> [THE TASK]
Which of the lines below include the word "color"? Pull each one out.
Segment Start: DATASET RECORDS
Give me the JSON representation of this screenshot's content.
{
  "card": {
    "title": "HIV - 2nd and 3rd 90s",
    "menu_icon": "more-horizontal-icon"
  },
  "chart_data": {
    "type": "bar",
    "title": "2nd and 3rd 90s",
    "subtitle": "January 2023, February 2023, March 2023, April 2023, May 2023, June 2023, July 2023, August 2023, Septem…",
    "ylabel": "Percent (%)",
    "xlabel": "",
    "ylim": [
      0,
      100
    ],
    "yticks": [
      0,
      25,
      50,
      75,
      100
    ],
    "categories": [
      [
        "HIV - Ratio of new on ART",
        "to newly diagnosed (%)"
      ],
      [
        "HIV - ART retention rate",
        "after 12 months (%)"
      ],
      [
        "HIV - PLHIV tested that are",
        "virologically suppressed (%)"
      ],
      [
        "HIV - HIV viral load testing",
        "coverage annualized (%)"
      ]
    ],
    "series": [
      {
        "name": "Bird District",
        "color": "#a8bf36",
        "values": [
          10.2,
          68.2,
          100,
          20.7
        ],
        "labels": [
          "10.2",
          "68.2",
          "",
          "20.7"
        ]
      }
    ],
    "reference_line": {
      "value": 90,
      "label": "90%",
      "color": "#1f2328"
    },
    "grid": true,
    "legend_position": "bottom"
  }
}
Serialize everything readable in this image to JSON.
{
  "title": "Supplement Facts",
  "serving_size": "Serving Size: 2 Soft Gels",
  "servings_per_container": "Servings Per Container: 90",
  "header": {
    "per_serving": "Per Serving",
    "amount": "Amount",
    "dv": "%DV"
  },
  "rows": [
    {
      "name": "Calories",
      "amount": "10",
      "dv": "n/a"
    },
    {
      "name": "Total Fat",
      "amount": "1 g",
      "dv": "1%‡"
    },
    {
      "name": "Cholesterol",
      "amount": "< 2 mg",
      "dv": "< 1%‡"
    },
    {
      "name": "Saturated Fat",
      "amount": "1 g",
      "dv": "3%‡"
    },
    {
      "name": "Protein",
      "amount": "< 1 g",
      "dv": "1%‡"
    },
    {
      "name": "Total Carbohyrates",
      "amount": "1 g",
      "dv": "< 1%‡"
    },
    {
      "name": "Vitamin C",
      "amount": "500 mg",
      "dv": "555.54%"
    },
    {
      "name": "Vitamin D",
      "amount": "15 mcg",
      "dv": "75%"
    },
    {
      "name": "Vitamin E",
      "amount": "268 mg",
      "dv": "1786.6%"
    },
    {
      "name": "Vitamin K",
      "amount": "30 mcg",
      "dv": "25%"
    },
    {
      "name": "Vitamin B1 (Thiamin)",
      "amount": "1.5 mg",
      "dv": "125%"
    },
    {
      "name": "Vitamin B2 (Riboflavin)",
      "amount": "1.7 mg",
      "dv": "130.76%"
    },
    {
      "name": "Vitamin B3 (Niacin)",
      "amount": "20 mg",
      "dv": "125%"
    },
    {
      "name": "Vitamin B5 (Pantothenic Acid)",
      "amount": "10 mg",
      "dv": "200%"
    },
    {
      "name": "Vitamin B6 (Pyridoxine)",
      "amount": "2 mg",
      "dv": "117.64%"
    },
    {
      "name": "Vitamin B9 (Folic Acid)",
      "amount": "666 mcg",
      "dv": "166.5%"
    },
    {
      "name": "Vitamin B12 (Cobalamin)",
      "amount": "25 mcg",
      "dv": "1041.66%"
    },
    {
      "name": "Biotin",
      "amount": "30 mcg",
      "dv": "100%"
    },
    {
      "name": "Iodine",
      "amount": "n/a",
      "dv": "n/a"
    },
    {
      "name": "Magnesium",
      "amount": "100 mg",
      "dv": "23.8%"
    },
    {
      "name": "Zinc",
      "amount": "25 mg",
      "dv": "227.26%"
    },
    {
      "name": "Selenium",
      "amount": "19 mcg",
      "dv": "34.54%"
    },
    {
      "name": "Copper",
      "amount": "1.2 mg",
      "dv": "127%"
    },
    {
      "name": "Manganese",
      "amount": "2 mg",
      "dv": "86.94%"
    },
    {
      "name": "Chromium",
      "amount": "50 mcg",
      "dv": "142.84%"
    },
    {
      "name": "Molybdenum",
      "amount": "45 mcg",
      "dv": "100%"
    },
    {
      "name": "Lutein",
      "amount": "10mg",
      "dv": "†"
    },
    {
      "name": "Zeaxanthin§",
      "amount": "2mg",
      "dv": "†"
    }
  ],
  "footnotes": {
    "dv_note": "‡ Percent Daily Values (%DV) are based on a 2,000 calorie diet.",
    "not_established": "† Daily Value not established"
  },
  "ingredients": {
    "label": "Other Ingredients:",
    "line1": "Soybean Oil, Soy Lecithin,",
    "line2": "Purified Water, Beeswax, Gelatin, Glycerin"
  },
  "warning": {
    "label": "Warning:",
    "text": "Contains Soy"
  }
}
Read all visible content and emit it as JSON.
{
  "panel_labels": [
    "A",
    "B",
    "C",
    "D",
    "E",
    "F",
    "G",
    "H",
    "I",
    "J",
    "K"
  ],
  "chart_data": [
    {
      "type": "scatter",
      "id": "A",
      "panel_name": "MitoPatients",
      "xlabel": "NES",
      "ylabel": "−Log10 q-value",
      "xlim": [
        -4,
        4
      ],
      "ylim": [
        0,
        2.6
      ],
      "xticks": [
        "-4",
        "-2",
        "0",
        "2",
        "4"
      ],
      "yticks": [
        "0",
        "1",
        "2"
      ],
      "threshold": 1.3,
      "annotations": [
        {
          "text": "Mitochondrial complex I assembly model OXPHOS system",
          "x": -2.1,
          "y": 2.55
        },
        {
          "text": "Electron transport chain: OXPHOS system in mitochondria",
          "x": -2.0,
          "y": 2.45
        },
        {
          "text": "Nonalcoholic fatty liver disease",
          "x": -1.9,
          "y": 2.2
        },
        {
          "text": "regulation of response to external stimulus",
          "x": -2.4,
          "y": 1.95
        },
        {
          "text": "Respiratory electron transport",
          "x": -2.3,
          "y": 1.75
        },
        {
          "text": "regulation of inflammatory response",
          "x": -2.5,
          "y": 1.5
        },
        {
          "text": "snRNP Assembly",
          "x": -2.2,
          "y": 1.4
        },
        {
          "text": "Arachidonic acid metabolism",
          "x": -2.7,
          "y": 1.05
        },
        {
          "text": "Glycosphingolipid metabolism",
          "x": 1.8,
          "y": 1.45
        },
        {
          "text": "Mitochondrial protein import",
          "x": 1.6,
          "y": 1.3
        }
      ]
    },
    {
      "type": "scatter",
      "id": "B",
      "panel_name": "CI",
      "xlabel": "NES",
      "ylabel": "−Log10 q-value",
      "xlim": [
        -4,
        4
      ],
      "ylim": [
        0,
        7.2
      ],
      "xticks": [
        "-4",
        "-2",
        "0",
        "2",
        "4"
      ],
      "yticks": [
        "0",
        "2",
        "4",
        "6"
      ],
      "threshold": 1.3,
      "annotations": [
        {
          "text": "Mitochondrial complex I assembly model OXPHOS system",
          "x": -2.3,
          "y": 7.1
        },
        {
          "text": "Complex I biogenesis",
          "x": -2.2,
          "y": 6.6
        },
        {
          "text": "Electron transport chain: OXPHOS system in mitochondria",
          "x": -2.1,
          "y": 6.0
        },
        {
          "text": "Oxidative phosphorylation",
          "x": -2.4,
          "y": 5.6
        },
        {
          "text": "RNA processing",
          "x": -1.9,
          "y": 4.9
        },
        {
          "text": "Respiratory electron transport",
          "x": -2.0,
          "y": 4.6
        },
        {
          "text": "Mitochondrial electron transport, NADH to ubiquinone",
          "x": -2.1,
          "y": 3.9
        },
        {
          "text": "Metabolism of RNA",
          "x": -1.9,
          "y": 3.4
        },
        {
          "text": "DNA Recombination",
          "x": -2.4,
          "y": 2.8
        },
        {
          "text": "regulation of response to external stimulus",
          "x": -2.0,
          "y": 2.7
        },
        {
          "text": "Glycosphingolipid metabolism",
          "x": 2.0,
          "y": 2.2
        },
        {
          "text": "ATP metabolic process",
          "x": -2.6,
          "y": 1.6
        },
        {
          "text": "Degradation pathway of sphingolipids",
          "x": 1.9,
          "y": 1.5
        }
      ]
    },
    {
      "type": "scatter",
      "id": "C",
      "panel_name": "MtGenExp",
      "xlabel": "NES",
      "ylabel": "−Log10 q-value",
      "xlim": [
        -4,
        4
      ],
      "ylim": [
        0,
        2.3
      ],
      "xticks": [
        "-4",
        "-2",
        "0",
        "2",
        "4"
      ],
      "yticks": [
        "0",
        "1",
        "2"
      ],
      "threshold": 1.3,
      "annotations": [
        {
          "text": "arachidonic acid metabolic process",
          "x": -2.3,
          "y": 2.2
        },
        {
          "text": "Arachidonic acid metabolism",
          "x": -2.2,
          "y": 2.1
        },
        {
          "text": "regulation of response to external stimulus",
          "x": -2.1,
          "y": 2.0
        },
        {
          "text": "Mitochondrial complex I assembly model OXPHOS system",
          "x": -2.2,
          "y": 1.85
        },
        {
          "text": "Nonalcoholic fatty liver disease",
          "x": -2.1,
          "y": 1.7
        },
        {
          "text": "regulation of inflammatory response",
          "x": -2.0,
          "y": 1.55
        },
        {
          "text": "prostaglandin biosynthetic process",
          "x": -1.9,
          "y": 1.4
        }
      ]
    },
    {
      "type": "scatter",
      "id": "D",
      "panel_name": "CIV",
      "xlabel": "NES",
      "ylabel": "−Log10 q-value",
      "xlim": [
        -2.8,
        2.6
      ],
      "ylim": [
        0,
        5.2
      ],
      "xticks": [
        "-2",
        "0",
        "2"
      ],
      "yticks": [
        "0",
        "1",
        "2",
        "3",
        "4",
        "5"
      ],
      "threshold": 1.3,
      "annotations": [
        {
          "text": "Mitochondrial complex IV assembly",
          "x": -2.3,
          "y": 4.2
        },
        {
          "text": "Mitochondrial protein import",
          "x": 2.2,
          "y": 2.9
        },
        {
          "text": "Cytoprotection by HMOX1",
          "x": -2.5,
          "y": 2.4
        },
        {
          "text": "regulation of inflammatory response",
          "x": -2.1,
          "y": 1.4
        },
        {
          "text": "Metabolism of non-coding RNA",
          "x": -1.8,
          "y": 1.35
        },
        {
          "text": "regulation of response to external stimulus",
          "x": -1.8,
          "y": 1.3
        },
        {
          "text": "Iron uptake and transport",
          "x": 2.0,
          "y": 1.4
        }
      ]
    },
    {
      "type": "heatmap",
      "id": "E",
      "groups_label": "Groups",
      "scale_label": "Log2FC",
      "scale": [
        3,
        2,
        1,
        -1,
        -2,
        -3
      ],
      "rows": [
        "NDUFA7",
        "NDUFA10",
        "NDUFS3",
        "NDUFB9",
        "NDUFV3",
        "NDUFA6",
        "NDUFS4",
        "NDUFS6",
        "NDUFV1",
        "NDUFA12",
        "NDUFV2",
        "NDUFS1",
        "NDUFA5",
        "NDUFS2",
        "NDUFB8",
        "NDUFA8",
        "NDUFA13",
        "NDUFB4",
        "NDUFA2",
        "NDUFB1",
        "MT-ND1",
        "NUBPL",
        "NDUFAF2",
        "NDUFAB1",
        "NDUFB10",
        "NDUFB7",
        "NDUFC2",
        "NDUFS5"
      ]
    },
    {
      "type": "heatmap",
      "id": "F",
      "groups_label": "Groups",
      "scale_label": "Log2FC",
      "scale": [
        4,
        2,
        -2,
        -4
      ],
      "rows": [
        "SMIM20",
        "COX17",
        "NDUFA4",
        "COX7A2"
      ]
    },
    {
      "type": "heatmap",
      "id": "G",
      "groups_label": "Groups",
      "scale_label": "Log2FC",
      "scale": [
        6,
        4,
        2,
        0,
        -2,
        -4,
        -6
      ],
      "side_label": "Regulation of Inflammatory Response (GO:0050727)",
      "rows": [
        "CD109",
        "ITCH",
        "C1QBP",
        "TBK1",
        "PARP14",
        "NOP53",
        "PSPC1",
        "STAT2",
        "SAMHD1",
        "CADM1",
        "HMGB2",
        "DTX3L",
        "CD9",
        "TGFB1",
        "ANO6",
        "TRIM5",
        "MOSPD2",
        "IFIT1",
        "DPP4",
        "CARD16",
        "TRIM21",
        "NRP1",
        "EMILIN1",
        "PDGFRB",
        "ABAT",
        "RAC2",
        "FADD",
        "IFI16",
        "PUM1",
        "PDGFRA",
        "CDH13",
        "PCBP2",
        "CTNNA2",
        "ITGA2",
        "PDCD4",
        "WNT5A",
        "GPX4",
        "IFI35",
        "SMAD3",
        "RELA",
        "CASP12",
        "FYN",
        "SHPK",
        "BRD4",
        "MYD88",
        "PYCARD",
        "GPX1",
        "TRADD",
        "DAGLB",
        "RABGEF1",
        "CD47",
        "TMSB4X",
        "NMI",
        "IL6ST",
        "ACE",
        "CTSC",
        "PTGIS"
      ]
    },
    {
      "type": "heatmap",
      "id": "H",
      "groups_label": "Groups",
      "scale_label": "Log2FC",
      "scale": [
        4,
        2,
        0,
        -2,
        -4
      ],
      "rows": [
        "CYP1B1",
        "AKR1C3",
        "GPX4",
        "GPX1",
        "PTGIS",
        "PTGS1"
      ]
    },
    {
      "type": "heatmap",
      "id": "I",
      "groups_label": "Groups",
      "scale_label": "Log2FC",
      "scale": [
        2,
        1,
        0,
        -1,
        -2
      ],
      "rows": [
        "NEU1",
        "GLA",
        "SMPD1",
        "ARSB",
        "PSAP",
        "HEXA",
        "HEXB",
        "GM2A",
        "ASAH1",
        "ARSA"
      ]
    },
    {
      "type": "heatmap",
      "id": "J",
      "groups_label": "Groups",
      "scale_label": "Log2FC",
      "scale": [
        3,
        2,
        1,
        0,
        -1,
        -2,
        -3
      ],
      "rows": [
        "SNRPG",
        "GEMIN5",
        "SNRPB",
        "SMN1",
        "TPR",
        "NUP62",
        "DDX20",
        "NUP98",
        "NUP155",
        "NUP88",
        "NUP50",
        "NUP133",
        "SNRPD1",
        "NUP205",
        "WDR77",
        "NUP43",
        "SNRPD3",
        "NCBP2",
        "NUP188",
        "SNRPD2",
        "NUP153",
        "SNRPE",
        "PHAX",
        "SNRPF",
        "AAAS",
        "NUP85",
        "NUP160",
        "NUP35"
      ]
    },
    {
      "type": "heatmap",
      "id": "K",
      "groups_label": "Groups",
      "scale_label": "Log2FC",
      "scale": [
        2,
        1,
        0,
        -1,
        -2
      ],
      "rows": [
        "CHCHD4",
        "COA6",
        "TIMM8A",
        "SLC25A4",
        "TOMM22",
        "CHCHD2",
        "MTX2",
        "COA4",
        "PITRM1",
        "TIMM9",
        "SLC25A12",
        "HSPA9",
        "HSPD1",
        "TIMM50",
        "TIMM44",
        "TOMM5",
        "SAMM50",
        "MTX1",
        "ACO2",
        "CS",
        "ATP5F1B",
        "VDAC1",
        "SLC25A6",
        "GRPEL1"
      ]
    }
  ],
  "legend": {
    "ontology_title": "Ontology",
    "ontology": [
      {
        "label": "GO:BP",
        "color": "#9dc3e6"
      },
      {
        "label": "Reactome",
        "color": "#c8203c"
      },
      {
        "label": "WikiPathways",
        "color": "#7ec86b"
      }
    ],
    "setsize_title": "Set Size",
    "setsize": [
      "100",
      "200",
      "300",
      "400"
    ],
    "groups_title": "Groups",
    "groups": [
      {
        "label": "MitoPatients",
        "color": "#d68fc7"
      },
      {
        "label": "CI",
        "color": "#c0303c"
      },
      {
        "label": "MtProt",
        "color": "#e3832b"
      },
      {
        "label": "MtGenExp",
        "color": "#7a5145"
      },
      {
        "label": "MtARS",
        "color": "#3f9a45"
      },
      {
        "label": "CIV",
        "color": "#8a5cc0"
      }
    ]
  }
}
Segment End: DATASET RECORDS
> [OUTPUT OF THE TASK]
        "color": "#a8bf36",
      "color": "#1f2328"
        "color": "#9dc3e6"
        "color": "#c8203c"
        "color": "#7ec86b"
        "color": "#d68fc7"
        "color": "#c0303c"
        "color": "#e3832b"
        "color": "#7a5145"
        "color": "#3f9a45"
        "color": "#8a5cc0"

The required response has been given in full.